= Written task =
Collect each line of the entries that holds the string "волосы".

= Extracted records =

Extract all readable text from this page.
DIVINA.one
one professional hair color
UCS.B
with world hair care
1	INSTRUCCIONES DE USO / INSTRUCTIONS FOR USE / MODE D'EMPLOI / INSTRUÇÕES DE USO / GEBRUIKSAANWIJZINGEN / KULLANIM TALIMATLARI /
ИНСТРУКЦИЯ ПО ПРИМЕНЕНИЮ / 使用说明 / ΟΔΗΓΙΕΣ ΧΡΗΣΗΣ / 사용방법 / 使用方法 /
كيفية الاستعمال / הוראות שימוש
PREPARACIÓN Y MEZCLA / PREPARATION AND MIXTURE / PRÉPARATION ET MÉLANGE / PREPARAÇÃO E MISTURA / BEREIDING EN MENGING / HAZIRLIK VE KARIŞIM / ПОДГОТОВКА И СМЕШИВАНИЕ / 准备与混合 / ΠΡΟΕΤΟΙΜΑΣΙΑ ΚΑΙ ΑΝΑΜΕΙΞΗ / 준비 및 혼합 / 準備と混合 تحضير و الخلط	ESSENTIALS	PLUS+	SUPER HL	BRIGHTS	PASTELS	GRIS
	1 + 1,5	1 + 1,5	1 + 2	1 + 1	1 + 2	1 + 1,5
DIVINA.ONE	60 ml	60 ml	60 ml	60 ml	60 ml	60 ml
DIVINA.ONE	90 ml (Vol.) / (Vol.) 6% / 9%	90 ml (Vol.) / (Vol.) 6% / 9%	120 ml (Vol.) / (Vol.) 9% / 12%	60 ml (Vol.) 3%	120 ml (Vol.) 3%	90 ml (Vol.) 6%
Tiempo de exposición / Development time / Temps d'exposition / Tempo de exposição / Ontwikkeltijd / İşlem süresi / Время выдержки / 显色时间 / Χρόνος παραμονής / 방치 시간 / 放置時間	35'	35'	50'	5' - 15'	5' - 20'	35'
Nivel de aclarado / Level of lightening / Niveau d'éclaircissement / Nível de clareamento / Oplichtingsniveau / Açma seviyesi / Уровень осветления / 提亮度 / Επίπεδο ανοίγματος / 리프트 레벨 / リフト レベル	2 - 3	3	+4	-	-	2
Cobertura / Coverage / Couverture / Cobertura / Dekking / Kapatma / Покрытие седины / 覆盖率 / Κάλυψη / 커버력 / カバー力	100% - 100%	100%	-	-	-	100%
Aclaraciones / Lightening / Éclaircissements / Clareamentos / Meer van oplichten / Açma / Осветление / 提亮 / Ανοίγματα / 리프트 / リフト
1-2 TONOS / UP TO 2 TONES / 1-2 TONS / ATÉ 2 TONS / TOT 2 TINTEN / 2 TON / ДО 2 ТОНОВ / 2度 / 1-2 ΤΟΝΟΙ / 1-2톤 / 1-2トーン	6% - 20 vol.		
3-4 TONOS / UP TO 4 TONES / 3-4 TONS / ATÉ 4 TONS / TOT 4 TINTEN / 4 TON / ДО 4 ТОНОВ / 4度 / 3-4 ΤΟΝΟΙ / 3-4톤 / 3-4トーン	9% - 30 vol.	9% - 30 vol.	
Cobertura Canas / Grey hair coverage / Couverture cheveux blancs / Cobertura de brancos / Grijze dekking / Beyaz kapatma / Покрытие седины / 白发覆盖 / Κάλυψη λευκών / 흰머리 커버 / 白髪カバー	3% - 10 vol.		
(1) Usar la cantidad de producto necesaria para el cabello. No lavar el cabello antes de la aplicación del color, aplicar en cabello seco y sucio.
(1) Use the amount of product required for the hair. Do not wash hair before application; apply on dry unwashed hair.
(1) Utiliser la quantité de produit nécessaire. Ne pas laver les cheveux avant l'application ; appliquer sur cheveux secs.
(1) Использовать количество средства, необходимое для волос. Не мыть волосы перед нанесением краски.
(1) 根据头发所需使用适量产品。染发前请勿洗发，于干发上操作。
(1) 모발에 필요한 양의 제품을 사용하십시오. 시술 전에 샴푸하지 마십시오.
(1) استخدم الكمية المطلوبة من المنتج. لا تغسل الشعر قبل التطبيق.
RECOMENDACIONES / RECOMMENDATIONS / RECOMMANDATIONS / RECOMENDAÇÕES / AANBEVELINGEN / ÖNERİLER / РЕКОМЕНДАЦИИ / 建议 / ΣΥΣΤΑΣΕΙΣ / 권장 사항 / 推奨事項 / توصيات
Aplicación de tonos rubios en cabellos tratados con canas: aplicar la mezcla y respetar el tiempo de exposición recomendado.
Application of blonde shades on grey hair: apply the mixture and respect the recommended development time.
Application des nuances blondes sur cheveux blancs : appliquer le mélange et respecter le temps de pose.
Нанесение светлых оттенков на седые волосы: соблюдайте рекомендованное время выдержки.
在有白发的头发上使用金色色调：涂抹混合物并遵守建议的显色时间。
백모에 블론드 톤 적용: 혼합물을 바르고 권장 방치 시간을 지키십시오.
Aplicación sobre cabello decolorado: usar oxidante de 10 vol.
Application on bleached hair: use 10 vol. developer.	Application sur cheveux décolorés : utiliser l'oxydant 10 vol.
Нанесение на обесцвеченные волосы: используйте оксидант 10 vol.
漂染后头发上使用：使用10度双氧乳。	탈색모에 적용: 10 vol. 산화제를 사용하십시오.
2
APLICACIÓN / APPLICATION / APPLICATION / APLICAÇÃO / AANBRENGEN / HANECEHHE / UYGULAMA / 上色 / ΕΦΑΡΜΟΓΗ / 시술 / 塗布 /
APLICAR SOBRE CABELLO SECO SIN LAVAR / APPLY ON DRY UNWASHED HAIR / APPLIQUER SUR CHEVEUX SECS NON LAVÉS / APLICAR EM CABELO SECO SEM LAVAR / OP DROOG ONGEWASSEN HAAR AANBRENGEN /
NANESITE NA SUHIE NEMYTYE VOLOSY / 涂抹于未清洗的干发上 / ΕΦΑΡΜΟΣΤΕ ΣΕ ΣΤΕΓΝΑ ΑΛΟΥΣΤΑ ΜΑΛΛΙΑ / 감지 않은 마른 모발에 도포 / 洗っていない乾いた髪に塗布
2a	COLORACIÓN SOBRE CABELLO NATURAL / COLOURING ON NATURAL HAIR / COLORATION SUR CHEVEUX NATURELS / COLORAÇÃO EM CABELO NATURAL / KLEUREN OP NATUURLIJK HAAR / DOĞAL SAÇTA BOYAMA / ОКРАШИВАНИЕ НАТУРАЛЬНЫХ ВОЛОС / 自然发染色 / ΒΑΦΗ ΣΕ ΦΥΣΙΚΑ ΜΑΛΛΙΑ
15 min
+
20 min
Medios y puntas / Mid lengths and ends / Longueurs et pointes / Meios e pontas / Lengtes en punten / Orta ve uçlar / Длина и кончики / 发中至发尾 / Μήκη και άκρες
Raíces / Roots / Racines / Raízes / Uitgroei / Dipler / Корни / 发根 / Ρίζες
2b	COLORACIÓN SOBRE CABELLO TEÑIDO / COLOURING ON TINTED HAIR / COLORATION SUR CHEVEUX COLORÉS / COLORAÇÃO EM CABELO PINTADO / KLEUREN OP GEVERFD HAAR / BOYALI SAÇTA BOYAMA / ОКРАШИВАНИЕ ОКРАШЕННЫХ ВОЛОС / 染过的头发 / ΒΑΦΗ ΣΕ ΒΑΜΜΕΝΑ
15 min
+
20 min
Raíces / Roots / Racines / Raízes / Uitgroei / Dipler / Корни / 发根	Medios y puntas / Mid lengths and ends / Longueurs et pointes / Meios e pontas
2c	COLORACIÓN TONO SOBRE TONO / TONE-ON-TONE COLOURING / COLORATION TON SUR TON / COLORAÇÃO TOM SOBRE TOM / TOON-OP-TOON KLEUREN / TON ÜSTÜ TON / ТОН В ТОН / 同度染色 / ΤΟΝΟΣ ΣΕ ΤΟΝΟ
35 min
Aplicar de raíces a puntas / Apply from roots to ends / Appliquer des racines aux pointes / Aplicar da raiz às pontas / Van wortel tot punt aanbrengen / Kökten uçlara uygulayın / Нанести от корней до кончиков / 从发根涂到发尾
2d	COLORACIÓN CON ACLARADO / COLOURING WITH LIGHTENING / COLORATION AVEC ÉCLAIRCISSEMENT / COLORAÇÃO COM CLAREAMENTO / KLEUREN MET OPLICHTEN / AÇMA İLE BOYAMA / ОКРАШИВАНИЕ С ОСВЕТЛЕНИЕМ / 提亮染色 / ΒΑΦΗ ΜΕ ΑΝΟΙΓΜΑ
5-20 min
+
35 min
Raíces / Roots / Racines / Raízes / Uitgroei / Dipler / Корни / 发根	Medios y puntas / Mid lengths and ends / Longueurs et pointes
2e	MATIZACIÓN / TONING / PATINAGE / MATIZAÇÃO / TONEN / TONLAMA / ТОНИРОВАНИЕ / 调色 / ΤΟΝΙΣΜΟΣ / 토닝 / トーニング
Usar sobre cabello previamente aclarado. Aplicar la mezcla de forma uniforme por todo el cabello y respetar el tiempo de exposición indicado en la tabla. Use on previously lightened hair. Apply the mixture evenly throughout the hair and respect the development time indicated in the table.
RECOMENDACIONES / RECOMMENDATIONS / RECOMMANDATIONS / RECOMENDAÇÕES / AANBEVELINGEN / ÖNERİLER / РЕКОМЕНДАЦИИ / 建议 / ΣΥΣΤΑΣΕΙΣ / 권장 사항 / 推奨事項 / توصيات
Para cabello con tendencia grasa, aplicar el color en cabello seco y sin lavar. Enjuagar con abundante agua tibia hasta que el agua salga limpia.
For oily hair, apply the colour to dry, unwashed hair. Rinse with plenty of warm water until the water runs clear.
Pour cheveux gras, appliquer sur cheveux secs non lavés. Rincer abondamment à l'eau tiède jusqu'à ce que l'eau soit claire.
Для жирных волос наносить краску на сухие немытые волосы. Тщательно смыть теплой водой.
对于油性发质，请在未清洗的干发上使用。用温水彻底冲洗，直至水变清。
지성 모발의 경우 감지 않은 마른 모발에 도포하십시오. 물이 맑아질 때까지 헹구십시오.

= Problem solution =
(1) Использовать количество средства, необходимое для волос. Не мыть волосы перед нанесением краски.
Нанесение светлых оттенков на седые волосы: соблюдайте рекомендованное время выдержки.
Нанесение на обесцвеченные волосы: используйте оксидант 10 vol.
Для жирных волос наносить краску на сухие немытые волосы. Тщательно смыть теплой водой.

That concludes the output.